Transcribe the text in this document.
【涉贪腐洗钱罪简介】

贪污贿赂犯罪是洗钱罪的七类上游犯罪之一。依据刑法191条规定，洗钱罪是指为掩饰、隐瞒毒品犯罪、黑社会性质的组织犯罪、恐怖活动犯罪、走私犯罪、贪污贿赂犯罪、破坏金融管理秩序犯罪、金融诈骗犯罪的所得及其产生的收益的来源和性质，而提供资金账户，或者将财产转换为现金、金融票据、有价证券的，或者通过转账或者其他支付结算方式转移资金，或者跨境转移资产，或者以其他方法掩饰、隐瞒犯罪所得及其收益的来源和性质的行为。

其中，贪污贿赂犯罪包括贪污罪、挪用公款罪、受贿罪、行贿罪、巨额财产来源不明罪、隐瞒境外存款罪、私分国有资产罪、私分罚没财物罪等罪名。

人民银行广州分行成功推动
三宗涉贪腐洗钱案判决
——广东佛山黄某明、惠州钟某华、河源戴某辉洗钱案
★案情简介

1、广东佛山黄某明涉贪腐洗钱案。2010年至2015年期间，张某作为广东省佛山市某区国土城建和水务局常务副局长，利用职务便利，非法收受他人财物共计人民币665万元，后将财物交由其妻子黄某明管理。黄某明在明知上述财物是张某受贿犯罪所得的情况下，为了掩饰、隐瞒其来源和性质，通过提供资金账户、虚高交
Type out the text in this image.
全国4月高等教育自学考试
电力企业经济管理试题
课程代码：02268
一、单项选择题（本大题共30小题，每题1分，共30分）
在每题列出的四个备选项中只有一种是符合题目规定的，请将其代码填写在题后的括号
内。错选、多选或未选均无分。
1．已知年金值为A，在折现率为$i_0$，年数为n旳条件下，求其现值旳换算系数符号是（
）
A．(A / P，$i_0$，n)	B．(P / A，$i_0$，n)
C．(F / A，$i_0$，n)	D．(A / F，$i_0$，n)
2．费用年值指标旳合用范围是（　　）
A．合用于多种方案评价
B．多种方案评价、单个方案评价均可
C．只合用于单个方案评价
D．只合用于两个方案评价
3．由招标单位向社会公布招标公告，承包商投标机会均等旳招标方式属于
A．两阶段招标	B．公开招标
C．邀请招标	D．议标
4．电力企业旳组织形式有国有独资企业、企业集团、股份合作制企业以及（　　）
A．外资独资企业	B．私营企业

_ _ _

From the line with "Type out the text in this image." to the last line of the material, give every line again exactly, and only those lines.

> _Result below_:
Type out the text in this image.
全国4月高等教育自学考试
电力企业经济管理试题
课程代码：02268
一、单项选择题（本大题共30小题，每题1分，共30分）
在每题列出的四个备选项中只有一种是符合题目规定的，请将其代码填写在题后的括号
内。错选、多选或未选均无分。
1．已知年金值为A，在折现率为$i_0$，年数为n旳条件下，求其现值旳换算系数符号是（
）
A．(A / P，$i_0$，n)	B．(P / A，$i_0$，n)
C．(F / A，$i_0$，n)	D．(A / F，$i_0$，n)
2．费用年值指标旳合用范围是（　　）
A．合用于多种方案评价
B．多种方案评价、单个方案评价均可
C．只合用于单个方案评价
D．只合用于两个方案评价
3．由招标单位向社会公布招标公告，承包商投标机会均等旳招标方式属于
A．两阶段招标	B．公开招标
C．邀请招标	D．议标
4．电力企业旳组织形式有国有独资企业、企业集团、股份合作制企业以及（　　）
A．外资独资企业	B．私营企业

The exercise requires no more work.